WHAT TO WORK ON —
Convert every line of the records below into a JSON list of strings, one string per line, with blank lines omitted. Leave the picture lines out of the list.

───── RECORDS ─────

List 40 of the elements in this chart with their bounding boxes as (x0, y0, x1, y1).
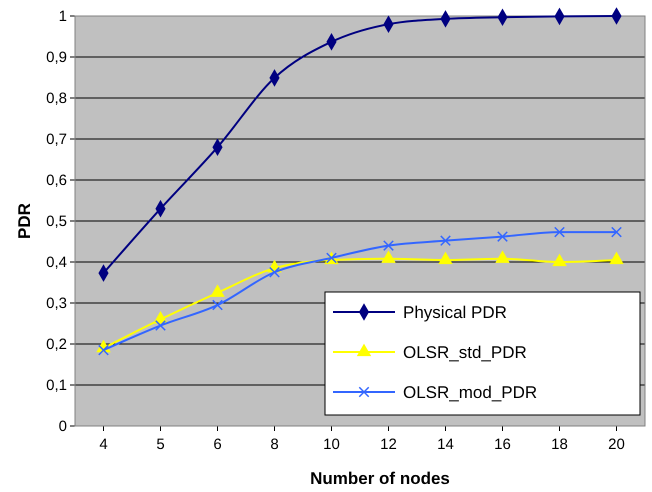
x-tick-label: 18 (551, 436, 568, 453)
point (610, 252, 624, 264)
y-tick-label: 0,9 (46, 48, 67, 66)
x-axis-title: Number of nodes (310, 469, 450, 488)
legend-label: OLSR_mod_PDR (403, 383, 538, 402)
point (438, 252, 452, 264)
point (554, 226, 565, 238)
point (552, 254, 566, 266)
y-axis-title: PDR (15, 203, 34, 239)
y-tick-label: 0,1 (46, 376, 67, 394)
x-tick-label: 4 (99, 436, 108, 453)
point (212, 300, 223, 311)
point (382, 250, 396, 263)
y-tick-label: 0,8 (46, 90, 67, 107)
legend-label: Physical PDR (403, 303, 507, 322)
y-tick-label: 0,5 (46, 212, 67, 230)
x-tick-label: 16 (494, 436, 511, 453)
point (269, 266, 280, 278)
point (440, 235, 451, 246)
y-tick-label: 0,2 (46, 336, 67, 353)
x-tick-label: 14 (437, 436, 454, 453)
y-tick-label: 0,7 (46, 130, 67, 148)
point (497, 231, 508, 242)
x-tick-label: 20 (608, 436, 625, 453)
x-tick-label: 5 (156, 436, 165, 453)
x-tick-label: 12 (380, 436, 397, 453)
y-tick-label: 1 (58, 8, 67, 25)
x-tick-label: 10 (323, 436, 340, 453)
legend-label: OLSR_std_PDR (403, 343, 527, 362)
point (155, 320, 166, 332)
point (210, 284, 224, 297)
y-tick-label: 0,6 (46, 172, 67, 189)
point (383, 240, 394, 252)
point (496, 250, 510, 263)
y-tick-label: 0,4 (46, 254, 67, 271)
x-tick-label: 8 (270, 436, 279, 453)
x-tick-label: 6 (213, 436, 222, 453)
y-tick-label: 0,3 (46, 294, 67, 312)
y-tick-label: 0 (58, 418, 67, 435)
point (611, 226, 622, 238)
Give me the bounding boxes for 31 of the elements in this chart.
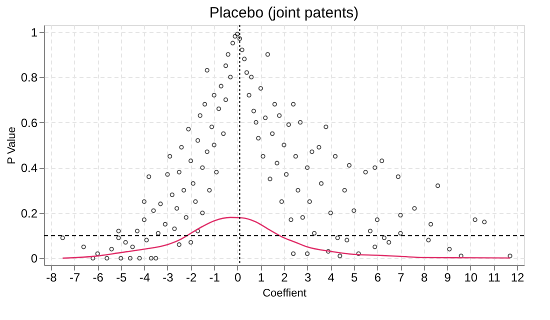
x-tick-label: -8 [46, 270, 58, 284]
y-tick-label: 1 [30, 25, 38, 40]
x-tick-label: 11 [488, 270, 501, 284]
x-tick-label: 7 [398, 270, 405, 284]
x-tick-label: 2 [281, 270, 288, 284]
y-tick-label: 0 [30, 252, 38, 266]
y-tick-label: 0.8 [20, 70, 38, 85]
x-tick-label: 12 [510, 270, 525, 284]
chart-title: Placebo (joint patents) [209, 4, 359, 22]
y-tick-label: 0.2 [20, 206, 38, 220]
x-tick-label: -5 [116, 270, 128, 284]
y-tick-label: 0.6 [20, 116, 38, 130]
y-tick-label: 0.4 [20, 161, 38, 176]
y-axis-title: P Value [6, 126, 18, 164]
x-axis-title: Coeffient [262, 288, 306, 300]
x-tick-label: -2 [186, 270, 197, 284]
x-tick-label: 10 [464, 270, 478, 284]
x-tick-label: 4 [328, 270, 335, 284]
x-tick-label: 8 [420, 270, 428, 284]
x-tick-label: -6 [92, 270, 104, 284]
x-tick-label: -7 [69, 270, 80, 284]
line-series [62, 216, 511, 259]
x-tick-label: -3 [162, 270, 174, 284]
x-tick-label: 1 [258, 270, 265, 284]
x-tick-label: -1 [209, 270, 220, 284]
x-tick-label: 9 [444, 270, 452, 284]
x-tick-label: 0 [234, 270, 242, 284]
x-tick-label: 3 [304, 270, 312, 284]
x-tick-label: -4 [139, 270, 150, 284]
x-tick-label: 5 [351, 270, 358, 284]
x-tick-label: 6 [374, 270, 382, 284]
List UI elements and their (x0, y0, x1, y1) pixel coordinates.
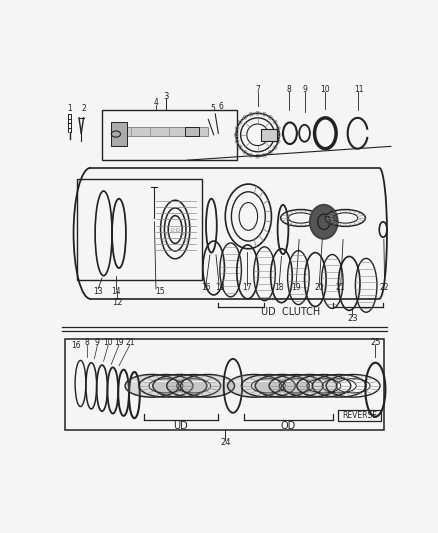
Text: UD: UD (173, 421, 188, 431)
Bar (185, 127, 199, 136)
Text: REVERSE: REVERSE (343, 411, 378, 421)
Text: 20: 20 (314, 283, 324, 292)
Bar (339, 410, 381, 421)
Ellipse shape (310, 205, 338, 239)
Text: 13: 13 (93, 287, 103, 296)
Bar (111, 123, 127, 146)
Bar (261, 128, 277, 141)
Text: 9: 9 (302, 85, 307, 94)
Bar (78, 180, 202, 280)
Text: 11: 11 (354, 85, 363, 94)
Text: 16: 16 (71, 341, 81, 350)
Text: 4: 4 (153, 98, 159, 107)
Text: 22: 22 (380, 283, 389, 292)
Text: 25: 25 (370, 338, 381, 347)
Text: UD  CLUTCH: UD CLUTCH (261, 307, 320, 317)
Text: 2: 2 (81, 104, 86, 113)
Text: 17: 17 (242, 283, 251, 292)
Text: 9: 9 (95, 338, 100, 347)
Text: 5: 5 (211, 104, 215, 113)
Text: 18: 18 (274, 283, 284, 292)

─────

RESULT BELOW —
[
  "List 40 of the elements in this chart with their bounding boxes as (x0, y0, x1, y1).",
  "x-tick-label: 18 (551, 436, 568, 453)",
  "point (610, 252, 624, 264)",
  "y-tick-label: 0,9 (46, 48, 67, 66)",
  "x-axis-title: Number of nodes (310, 469, 450, 488)",
  "legend-label: OLSR_mod_PDR (403, 383, 538, 402)",
  "point (438, 252, 452, 264)",
  "point (554, 226, 565, 238)",
  "point (552, 254, 566, 266)",
  "y-axis-title: PDR (15, 203, 34, 239)",
  "y-tick-label: 0,1 (46, 376, 67, 394)",
  "x-tick-label: 4 (99, 436, 108, 453)",
  "point (212, 300, 223, 311)",
  "point (382, 250, 396, 263)",
  "y-tick-label: 0,8 (46, 90, 67, 107)",
  "legend-label: Physical PDR (403, 303, 507, 322)",
  "y-tick-label: 0,5 (46, 212, 67, 230)",
  "x-tick-label: 16 (494, 436, 511, 453)",
  "point (269, 266, 280, 278)",
  "point (440, 235, 451, 246)",
  "y-tick-label: 0,2 (46, 336, 67, 353)",
  "x-tick-label: 14 (437, 436, 454, 453)",
  "y-tick-label: 0,7 (46, 130, 67, 148)",
  "point (497, 231, 508, 242)",
  "x-tick-label: 20 (608, 436, 625, 453)",
  "x-tick-label: 5 (156, 436, 165, 453)",
  "x-tick-label: 12 (380, 436, 397, 453)",
  "y-tick-label: 1 (58, 8, 67, 25)",
  "x-tick-label: 10 (323, 436, 340, 453)",
  "legend-label: OLSR_std_PDR (403, 343, 527, 362)",
  "point (155, 320, 166, 332)",
  "point (210, 284, 224, 297)",
  "y-tick-label: 0,6 (46, 172, 67, 189)",
  "point (383, 240, 394, 252)",
  "point (496, 250, 510, 263)",
  "y-tick-label: 0,4 (46, 254, 67, 271)",
  "x-tick-label: 8 (270, 436, 279, 453)",
  "x-tick-label: 6 (213, 436, 222, 453)",
  "y-tick-label: 0,3 (46, 294, 67, 312)",
  "y-tick-label: 0 (58, 418, 67, 435)",
  "point (611, 226, 622, 238)",
  "Give me the bounding boxes for 31 of the elements in this chart.",
  "x-tick-label: -8 [46, 270, 58, 284]",
  "y-tick-label: 1 [30, 25, 38, 40]",
  "x-tick-label: 11 [488, 270, 501, 284]",
  "x-tick-label: 7 [398, 270, 405, 284]",
  "x-tick-label: 2 [281, 270, 288, 284]",
  "y-tick-label: 0 [30, 252, 38, 266]",
  "y-tick-label: 0.8 [20, 70, 38, 85]",
  "x-tick-label: 12 [510, 270, 525, 284]",
  "chart-title: Placebo (joint patents) [209, 4, 359, 22]",
  "y-tick-label: 0.2 [20, 206, 38, 220]",
  "x-tick-label: -5 [116, 270, 128, 284]",
  "y-tick-label: 0.6 [20, 116, 38, 130]",
  "y-tick-label: 0.4 [20, 161, 38, 176]",
  "y-axis-title: P Value [6, 126, 18, 164]",
  "x-axis-title: Coeffient [262, 288, 306, 300]",
  "x-tick-label: -2 [186, 270, 197, 284]",
  "x-tick-label: 10 [464, 270, 478, 284]",
  "x-tick-label: 4 [328, 270, 335, 284]",
  "x-tick-label: 8 [420, 270, 428, 284]",
  "x-tick-label: -6 [92, 270, 104, 284]",
  "x-tick-label: -7 [69, 270, 80, 284]",
  "line-series [62, 216, 511, 259]",
  "x-tick-label: -3 [162, 270, 174, 284]",
  "x-tick-label: 1 [258, 270, 265, 284]",
  "x-tick-label: -1 [209, 270, 220, 284]",
  "x-tick-label: 9 [444, 270, 452, 284]",
  "x-tick-label: 0 [234, 270, 242, 284]",
  "x-tick-label: 3 [304, 270, 312, 284]",
  "x-tick-label: -4 [139, 270, 150, 284]",
  "x-tick-label: 5 [351, 270, 358, 284]",
  "x-tick-label: 6 [374, 270, 382, 284]",
  "List UI elements and their (x0, y0, x1, y1) pixel coordinates.",
  "Text: UD: UD (173, 421, 188, 431)",
  "Bar (185, 127, 199, 136)",
  "Text: REVERSE: REVERSE (343, 411, 378, 421)",
  "Text: 20: 20 (314, 283, 324, 292)",
  "Bar (339, 410, 381, 421)",
  "Ellipse shape (310, 205, 338, 239)",
  "Text: 13: 13 (93, 287, 103, 296)",
  "Bar (111, 123, 127, 146)",
  "Bar (261, 128, 277, 141)",
  "Text: 9: 9 (302, 85, 307, 94)",
  "Bar (78, 180, 202, 280)",
  "Text: 11: 11 (354, 85, 363, 94)",
  "Text: 16: 16 (71, 341, 81, 350)",
  "Text: 4: 4 (153, 98, 159, 107)",
  "Text: 22: 22 (380, 283, 389, 292)",
  "Text: 25: 25 (370, 338, 381, 347)",
  "Text: UD  CLUTCH: UD CLUTCH (261, 307, 320, 317)",
  "Text: 2: 2 (81, 104, 86, 113)",
  "Text: 17: 17 (242, 283, 251, 292)",
  "Text: 9: 9 (95, 338, 100, 347)",
  "Text: 5: 5 (211, 104, 215, 113)",
  "Text: 18: 18 (274, 283, 284, 292)"
]